[Figure content listings]

---+---

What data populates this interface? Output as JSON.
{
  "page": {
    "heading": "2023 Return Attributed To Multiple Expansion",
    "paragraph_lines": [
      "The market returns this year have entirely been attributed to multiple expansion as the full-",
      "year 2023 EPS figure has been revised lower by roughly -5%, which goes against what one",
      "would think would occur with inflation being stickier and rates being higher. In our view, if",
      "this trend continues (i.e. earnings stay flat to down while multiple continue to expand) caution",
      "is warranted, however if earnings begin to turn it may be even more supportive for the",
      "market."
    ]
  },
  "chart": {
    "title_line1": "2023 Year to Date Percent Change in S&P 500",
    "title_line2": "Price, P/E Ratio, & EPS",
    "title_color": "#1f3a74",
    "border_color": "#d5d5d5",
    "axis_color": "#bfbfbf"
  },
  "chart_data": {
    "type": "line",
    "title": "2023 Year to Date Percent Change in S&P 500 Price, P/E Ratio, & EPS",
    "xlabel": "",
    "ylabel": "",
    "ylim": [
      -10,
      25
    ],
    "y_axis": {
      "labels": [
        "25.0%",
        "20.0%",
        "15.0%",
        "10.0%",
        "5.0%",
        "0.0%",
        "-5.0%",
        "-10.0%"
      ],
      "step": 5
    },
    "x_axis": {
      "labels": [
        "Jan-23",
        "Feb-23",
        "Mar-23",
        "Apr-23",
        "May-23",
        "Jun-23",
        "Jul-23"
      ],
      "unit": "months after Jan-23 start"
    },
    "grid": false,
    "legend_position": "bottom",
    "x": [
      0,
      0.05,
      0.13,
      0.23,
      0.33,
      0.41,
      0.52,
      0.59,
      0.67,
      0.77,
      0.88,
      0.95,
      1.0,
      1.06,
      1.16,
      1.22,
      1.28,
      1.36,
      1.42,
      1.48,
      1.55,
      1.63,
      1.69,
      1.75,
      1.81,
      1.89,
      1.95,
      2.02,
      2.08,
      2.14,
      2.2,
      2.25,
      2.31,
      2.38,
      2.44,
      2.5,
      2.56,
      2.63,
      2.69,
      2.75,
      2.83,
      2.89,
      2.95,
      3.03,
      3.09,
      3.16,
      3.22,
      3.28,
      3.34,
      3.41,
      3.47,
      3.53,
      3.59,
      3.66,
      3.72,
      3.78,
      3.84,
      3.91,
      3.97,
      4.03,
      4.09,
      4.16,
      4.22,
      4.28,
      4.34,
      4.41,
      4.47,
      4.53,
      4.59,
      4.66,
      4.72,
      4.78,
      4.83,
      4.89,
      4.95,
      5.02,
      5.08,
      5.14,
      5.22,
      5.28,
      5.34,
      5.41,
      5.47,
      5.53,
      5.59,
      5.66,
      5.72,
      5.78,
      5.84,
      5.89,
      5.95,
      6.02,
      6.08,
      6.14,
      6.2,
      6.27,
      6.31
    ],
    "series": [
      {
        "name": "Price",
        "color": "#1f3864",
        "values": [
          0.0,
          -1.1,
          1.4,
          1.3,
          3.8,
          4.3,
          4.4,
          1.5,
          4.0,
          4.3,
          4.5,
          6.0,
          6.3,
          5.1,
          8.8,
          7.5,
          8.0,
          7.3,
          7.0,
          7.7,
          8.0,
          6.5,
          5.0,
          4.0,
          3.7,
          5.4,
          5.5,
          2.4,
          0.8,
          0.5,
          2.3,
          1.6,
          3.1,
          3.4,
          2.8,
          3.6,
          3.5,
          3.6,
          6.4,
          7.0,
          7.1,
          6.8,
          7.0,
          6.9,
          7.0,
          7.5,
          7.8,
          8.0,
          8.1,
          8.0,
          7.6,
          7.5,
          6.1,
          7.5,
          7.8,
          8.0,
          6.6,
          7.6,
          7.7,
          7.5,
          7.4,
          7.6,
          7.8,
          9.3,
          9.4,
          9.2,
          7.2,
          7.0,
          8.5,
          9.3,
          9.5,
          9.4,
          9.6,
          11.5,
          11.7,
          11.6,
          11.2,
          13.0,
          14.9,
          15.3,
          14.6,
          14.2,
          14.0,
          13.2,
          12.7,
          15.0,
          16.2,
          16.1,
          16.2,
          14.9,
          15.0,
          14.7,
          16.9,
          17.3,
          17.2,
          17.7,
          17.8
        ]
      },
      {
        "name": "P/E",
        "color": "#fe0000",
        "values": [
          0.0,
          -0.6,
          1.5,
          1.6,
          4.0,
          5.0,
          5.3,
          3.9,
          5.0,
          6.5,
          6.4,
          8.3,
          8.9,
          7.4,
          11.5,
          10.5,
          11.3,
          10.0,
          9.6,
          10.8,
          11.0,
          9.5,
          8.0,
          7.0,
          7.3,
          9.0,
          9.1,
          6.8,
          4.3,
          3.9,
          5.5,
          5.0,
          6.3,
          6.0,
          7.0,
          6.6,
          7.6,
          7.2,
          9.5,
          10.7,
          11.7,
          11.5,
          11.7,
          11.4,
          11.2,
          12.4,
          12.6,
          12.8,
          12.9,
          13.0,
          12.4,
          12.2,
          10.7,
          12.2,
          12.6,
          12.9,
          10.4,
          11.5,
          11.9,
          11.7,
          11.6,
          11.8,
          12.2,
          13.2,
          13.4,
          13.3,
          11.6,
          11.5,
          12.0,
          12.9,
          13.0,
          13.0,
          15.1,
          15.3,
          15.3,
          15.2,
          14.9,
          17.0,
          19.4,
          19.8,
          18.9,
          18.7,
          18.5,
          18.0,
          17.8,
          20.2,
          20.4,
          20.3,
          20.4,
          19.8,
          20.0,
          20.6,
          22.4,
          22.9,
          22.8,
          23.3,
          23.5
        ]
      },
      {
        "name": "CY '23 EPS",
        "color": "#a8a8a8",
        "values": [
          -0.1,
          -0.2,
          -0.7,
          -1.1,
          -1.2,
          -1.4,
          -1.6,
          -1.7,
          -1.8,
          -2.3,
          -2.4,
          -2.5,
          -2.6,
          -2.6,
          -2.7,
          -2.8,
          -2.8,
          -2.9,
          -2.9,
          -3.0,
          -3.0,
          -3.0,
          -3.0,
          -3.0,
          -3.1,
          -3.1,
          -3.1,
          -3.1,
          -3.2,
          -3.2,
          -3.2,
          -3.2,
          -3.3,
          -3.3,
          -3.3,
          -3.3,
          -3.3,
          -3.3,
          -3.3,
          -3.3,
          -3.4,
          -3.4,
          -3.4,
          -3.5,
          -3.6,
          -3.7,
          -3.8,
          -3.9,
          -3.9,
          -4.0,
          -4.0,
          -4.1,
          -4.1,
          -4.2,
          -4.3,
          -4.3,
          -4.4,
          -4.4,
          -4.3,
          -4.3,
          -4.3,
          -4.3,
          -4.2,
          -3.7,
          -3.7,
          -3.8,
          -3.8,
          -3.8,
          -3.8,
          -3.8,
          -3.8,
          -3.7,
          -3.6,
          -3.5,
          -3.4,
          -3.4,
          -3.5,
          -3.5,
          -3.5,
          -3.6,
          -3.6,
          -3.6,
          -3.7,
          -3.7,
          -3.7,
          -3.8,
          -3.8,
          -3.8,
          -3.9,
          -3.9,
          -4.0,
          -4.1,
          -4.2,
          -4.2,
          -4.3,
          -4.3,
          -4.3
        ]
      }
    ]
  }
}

---+---

Task to carry out ::
Extract the listing in its entirety and repeat it exactly.

Output of the task ::
What data populates this interface? Output as JSON.
{
  "page": {
    "heading": "2023 Return Attributed To Multiple Expansion",
    "paragraph_lines": [
      "The market returns this year have entirely been attributed to multiple expansion as the full-",
      "year 2023 EPS figure has been revised lower by roughly -5%, which goes against what one",
      "would think would occur with inflation being stickier and rates being higher. In our view, if",
      "this trend continues (i.e. earnings stay flat to down while multiple continue to expand) caution",
      "is warranted, however if earnings begin to turn it may be even more supportive for the",
      "market."
    ]
  },
  "chart": {
    "title_line1": "2023 Year to Date Percent Change in S&P 500",
    "title_line2": "Price, P/E Ratio, & EPS",
    "title_color": "#1f3a74",
    "border_color": "#d5d5d5",
    "axis_color": "#bfbfbf"
  },
  "chart_data": {
    "type": "line",
    "title": "2023 Year to Date Percent Change in S&P 500 Price, P/E Ratio, & EPS",
    "xlabel": "",
    "ylabel": "",
    "ylim": [
      -10,
      25
    ],
    "y_axis": {
      "labels": [
        "25.0%",
        "20.0%",
        "15.0%",
        "10.0%",
        "5.0%",
        "0.0%",
        "-5.0%",
        "-10.0%"
      ],
      "step": 5
    },
    "x_axis": {
      "labels": [
        "Jan-23",
        "Feb-23",
        "Mar-23",
        "Apr-23",
        "May-23",
        "Jun-23",
        "Jul-23"
      ],
      "unit": "months after Jan-23 start"
    },
    "grid": false,
    "legend_position": "bottom",
    "x": [
      0,
      0.05,
      0.13,
      0.23,
      0.33,
      0.41,
      0.52,
      0.59,
      0.67,
      0.77,
      0.88,
      0.95,
      1.0,
      1.06,
      1.16,
      1.22,
      1.28,
      1.36,
      1.42,
      1.48,
      1.55,
      1.63,
      1.69,
      1.75,
      1.81,
      1.89,
      1.95,
      2.02,
      2.08,
      2.14,
      2.2,
      2.25,
      2.31,
      2.38,
      2.44,
      2.5,
      2.56,
      2.63,
      2.69,
      2.75,
      2.83,
      2.89,
      2.95,
      3.03,
      3.09,
      3.16,
      3.22,
      3.28,
      3.34,
      3.41,
      3.47,
      3.53,
      3.59,
      3.66,
      3.72,
      3.78,
      3.84,
      3.91,
      3.97,
      4.03,
      4.09,
      4.16,
      4.22,
      4.28,
      4.34,
      4.41,
      4.47,
      4.53,
      4.59,
      4.66,
      4.72,
      4.78,
      4.83,
      4.89,
      4.95,
      5.02,
      5.08,
      5.14,
      5.22,
      5.28,
      5.34,
      5.41,
      5.47,
      5.53,
      5.59,
      5.66,
      5.72,
      5.78,
      5.84,
      5.89,
      5.95,
      6.02,
      6.08,
      6.14,
      6.2,
      6.27,
      6.31
    ],
    "series": [
      {
        "name": "Price",
        "color": "#1f3864",
        "values": [
          0.0,
          -1.1,
          1.4,
          1.3,
          3.8,
          4.3,
          4.4,
          1.5,
          4.0,
          4.3,
          4.5,
          6.0,
          6.3,
          5.1,
          8.8,
          7.5,
          8.0,
          7.3,
          7.0,
          7.7,
          8.0,
          6.5,
          5.0,
          4.0,
          3.7,
          5.4,
          5.5,
          2.4,
          0.8,
          0.5,
          2.3,
          1.6,
          3.1,
          3.4,
          2.8,
          3.6,
          3.5,
          3.6,
          6.4,
          7.0,
          7.1,
          6.8,
          7.0,
          6.9,
          7.0,
          7.5,
          7.8,
          8.0,
          8.1,
          8.0,
          7.6,
          7.5,
          6.1,
          7.5,
          7.8,
          8.0,
          6.6,
          7.6,
          7.7,
          7.5,
          7.4,
          7.6,
          7.8,
          9.3,
          9.4,
          9.2,
          7.2,
          7.0,
          8.5,
          9.3,
          9.5,
          9.4,
          9.6,
          11.5,
          11.7,
          11.6,
          11.2,
          13.0,
          14.9,
          15.3,
          14.6,
          14.2,
          14.0,
          13.2,
          12.7,
          15.0,
          16.2,
          16.1,
          16.2,
          14.9,
          15.0,
          14.7,
          16.9,
          17.3,
          17.2,
          17.7,
          17.8
        ]
      },
      {
        "name": "P/E",
        "color": "#fe0000",
        "values": [
          0.0,
          -0.6,
          1.5,
          1.6,
          4.0,
          5.0,
          5.3,
          3.9,
          5.0,
          6.5,
          6.4,
          8.3,
          8.9,
          7.4,
          11.5,
          10.5,
          11.3,
          10.0,
          9.6,
          10.8,
          11.0,
          9.5,
          8.0,
          7.0,
          7.3,
          9.0,
          9.1,
          6.8,
          4.3,
          3.9,
          5.5,
          5.0,
          6.3,
          6.0,
          7.0,
          6.6,
          7.6,
          7.2,
          9.5,
          10.7,
          11.7,
          11.5,
          11.7,
          11.4,
          11.2,
          12.4,
          12.6,
          12.8,
          12.9,
          13.0,
          12.4,
          12.2,
          10.7,
          12.2,
          12.6,
          12.9,
          10.4,
          11.5,
          11.9,
          11.7,
          11.6,
          11.8,
          12.2,
          13.2,
          13.4,
          13.3,
          11.6,
          11.5,
          12.0,
          12.9,
          13.0,
          13.0,
          15.1,
          15.3,
          15.3,
          15.2,
          14.9,
          17.0,
          19.4,
          19.8,
          18.9,
          18.7,
          18.5,
          18.0,
          17.8,
          20.2,
          20.4,
          20.3,
          20.4,
          19.8,
          20.0,
          20.6,
          22.4,
          22.9,
          22.8,
          23.3,
          23.5
        ]
      },
      {
        "name": "CY '23 EPS",
        "color": "#a8a8a8",
        "values": [
          -0.1,
          -0.2,
          -0.7,
          -1.1,
          -1.2,
          -1.4,
          -1.6,
          -1.7,
          -1.8,
          -2.3,
          -2.4,
          -2.5,
          -2.6,
          -2.6,
          -2.7,
          -2.8,
          -2.8,
          -2.9,
          -2.9,
          -3.0,
          -3.0,
          -3.0,
          -3.0,
          -3.0,
          -3.1,
          -3.1,
          -3.1,
          -3.1,
          -3.2,
          -3.2,
          -3.2,
          -3.2,
          -3.3,
          -3.3,
          -3.3,
          -3.3,
          -3.3,
          -3.3,
          -3.3,
          -3.3,
          -3.4,
          -3.4,
          -3.4,
          -3.5,
          -3.6,
          -3.7,
          -3.8,
          -3.9,
          -3.9,
          -4.0,
          -4.0,
          -4.1,
          -4.1,
          -4.2,
          -4.3,
          -4.3,
          -4.4,
          -4.4,
          -4.3,
          -4.3,
          -4.3,
          -4.3,
          -4.2,
          -3.7,
          -3.7,
          -3.8,
          -3.8,
          -3.8,
          -3.8,
          -3.8,
          -3.8,
          -3.7,
          -3.6,
          -3.5,
          -3.4,
          -3.4,
          -3.5,
          -3.5,
          -3.5,
          -3.6,
          -3.6,
          -3.6,
          -3.7,
          -3.7,
          -3.7,
          -3.8,
          -3.8,
          -3.8,
          -3.9,
          -3.9,
          -4.0,
          -4.1,
          -4.2,
          -4.2,
          -4.3,
          -4.3,
          -4.3
        ]
      }
    ]
  }
}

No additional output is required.